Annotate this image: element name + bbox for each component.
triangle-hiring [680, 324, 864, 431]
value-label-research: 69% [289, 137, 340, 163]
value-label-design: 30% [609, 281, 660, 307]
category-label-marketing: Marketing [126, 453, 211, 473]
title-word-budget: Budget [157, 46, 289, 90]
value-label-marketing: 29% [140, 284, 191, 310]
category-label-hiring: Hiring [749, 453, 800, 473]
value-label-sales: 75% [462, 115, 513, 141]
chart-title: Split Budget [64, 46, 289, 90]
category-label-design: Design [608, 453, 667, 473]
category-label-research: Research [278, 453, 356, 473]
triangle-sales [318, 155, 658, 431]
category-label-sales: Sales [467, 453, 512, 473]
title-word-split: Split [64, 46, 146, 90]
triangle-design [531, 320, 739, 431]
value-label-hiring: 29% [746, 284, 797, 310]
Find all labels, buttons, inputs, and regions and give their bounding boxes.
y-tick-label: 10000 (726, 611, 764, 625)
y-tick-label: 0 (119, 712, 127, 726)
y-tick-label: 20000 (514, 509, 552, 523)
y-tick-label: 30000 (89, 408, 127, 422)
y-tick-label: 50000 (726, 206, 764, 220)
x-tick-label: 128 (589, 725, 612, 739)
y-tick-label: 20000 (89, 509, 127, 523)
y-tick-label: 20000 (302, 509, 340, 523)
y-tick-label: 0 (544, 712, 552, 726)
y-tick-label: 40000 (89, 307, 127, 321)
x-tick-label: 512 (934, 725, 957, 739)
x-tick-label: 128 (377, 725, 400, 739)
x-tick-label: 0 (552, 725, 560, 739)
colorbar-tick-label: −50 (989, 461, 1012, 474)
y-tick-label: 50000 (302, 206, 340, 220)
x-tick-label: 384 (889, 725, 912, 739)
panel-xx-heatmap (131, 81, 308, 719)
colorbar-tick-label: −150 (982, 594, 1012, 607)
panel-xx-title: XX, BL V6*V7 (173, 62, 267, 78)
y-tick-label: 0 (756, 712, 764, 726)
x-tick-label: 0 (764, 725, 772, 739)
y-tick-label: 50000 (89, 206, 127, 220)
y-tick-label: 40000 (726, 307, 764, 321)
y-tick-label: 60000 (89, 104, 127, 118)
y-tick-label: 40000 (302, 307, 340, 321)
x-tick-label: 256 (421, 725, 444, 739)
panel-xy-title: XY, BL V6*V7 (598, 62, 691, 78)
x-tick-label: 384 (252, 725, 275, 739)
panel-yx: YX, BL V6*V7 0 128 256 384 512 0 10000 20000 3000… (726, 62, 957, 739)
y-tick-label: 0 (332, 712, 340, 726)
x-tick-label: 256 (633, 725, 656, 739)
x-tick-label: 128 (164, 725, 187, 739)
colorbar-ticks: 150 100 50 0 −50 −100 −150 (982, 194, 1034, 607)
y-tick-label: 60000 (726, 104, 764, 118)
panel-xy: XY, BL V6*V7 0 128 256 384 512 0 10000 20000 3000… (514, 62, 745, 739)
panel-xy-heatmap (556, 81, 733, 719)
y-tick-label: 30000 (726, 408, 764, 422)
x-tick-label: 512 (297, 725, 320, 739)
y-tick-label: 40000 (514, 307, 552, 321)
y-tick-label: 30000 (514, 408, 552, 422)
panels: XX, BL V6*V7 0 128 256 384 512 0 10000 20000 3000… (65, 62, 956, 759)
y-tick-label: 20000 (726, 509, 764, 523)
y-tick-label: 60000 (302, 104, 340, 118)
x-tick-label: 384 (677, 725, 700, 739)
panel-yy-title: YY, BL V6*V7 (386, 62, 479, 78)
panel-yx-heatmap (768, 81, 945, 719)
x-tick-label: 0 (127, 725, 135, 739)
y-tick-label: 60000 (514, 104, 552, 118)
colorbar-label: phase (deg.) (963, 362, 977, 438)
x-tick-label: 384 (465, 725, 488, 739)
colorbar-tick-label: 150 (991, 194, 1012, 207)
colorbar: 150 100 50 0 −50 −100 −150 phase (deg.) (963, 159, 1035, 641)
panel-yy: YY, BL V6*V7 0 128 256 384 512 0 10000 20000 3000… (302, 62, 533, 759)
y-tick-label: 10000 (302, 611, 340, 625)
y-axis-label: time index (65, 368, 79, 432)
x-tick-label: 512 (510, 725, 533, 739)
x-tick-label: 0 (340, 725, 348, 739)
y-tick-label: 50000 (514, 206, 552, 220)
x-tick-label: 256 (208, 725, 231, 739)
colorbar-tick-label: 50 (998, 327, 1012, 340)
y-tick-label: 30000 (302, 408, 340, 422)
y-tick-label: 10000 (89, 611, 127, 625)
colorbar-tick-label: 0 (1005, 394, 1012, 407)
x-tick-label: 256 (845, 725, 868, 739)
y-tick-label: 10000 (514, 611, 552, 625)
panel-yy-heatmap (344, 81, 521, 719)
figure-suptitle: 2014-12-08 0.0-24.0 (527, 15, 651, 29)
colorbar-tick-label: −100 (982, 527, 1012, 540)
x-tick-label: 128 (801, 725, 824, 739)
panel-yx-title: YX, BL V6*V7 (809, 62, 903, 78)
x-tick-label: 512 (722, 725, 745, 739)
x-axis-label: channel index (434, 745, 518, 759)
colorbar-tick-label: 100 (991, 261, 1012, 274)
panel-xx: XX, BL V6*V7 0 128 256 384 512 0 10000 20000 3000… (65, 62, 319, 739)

================

Convert every line of the items above into a Markdown table with two columns, "Row" for a running number and "Item line" for the line itself, and leave out any blank lines.

| Row | Item line |
|---|---|
| 1 | Annotate this image: element name + bbox for each component. |
| 2 | triangle-hiring [680, 324, 864, 431] |
| 3 | value-label-research: 69% [289, 137, 340, 163] |
| 4 | value-label-design: 30% [609, 281, 660, 307] |
| 5 | category-label-marketing: Marketing [126, 453, 211, 473] |
| 6 | title-word-budget: Budget [157, 46, 289, 90] |
| 7 | value-label-marketing: 29% [140, 284, 191, 310] |
| 8 | category-label-hiring: Hiring [749, 453, 800, 473] |
| 9 | value-label-sales: 75% [462, 115, 513, 141] |
| 10 | chart-title: Split Budget [64, 46, 289, 90] |
| 11 | category-label-design: Design [608, 453, 667, 473] |
| 12 | category-label-research: Research [278, 453, 356, 473] |
| 13 | triangle-sales [318, 155, 658, 431] |
| 14 | category-label-sales: Sales [467, 453, 512, 473] |
| 15 | title-word-split: Split [64, 46, 146, 90] |
| 16 | triangle-design [531, 320, 739, 431] |
| 17 | value-label-hiring: 29% [746, 284, 797, 310] |
| 18 | Find all labels, buttons, inputs, and regions and give their bounding boxes. |
| 19 | y-tick-label: 10000 (726, 611, 764, 625) |
| 20 | y-tick-label: 0 (119, 712, 127, 726) |
| 21 | y-tick-label: 20000 (514, 509, 552, 523) |
| 22 | y-tick-label: 30000 (89, 408, 127, 422) |
| 23 | y-tick-label: 50000 (726, 206, 764, 220) |
| 24 | x-tick-label: 128 (589, 725, 612, 739) |
| 25 | y-tick-label: 20000 (89, 509, 127, 523) |
| 26 | y-tick-label: 20000 (302, 509, 340, 523) |
| 27 | y-tick-label: 0 (544, 712, 552, 726) |
| 28 | y-tick-label: 40000 (89, 307, 127, 321) |
| 29 | x-tick-label: 512 (934, 725, 957, 739) |
| 30 | x-tick-label: 128 (377, 725, 400, 739) |
| 31 | x-tick-label: 0 (552, 725, 560, 739) |
| 32 | colorbar-tick-label: −50 (989, 461, 1012, 474) |
| 33 | y-tick-label: 50000 (302, 206, 340, 220) |
| 34 | x-tick-label: 384 (889, 725, 912, 739) |
| 35 | panel-xx-heatmap (131, 81, 308, 719) |
| 36 | colorbar-tick-label: −150 (982, 594, 1012, 607) |
| 37 | panel-xx-title: XX, BL V6*V7 (173, 62, 267, 78) |
| 38 | y-tick-label: 0 (756, 712, 764, 726) |
| 39 | x-tick-label: 0 (764, 725, 772, 739) |
| 40 | y-tick-label: 50000 (89, 206, 127, 220) |
| 41 | y-tick-label: 40000 (726, 307, 764, 321) |
| 42 | y-tick-label: 60000 (89, 104, 127, 118) |
| 43 | y-tick-label: 40000 (302, 307, 340, 321) |
| 44 | x-tick-label: 256 (421, 725, 444, 739) |
| 45 | panel-xy-title: XY, BL V6*V7 (598, 62, 691, 78) |
| 46 | x-tick-label: 384 (252, 725, 275, 739) |
| 47 | panel-yx: YX, BL V6*V7 0 128 256 384 512 0 10000 20000 3000… (726, 62, 957, 739) |
| 48 | y-tick-label: 0 (332, 712, 340, 726) |
| 49 | x-tick-label: 256 (633, 725, 656, 739) |
| 50 | x-tick-label: 128 (164, 725, 187, 739) |
| 51 | colorbar-ticks: 150 100 50 0 −50 −100 −150 (982, 194, 1034, 607) |
| 52 | y-tick-label: 60000 (726, 104, 764, 118) |
| 53 | panel-xy: XY, BL V6*V7 0 128 256 384 512 0 10000 20000 3000… (514, 62, 745, 739) |
| 54 | panel-xy-heatmap (556, 81, 733, 719) |
| 55 | y-tick-label: 30000 (726, 408, 764, 422) |
| 56 | x-tick-label: 512 (297, 725, 320, 739) |
| 57 | y-tick-label: 40000 (514, 307, 552, 321) |
| 58 | y-tick-label: 30000 (514, 408, 552, 422) |
| 59 | panels: XX, BL V6*V7 0 128 256 384 512 0 10000 20000 3000… (65, 62, 956, 759) |
| 60 | y-tick-label: 20000 (726, 509, 764, 523) |
| 61 | y-tick-label: 60000 (302, 104, 340, 118) |
| 62 | x-tick-label: 384 (677, 725, 700, 739) |
| 63 | panel-yy-title: YY, BL V6*V7 (386, 62, 479, 78) |
| 64 | panel-yx-heatmap (768, 81, 945, 719) |
| 65 | x-tick-label: 0 (127, 725, 135, 739) |
| 66 | y-tick-label: 60000 (514, 104, 552, 118) |
| 67 | colorbar-label: phase (deg.) (963, 362, 977, 438) |
| 68 | x-tick-label: 384 (465, 725, 488, 739) |
| 69 | colorbar-tick-label: 150 (991, 194, 1012, 207) |
| 70 | colorbar: 150 100 50 0 −50 −100 −150 phase (deg.) (963, 159, 1035, 641) |
| 71 | panel-yy: YY, BL V6*V7 0 128 256 384 512 0 10000 20000 3000… (302, 62, 533, 759) |
| 72 | y-tick-label: 10000 (302, 611, 340, 625) |
| 73 | y-axis-label: time index (65, 368, 79, 432) |
| 74 | x-tick-label: 512 (510, 725, 533, 739) |
| 75 | x-tick-label: 0 (340, 725, 348, 739) |
| 76 | y-tick-label: 50000 (514, 206, 552, 220) |
| 77 | x-tick-label: 256 (208, 725, 231, 739) |
| 78 | colorbar-tick-label: 50 (998, 327, 1012, 340) |
| 79 | y-tick-label: 30000 (302, 408, 340, 422) |
| 80 | y-tick-label: 10000 (89, 611, 127, 625) |
| 81 | colorbar-tick-label: 0 (1005, 394, 1012, 407) |
| 82 | x-tick-label: 256 (845, 725, 868, 739) |
| 83 | y-tick-label: 10000 (514, 611, 552, 625) |
| 84 | panel-yy-heatmap (344, 81, 521, 719) |
| 85 | figure-suptitle: 2014-12-08 0.0-24.0 (527, 15, 651, 29) |
| 86 | colorbar-tick-label: −100 (982, 527, 1012, 540) |
| 87 | x-tick-label: 128 (801, 725, 824, 739) |
| 88 | panel-yx-title: YX, BL V6*V7 (809, 62, 903, 78) |
| 89 | x-tick-label: 512 (722, 725, 745, 739) |
| 90 | x-axis-label: channel index (434, 745, 518, 759) |
| 91 | colorbar-tick-label: 100 (991, 261, 1012, 274) |
| 92 | panel-xx: XX, BL V6*V7 0 128 256 384 512 0 10000 20000 3000… (65, 62, 319, 739) |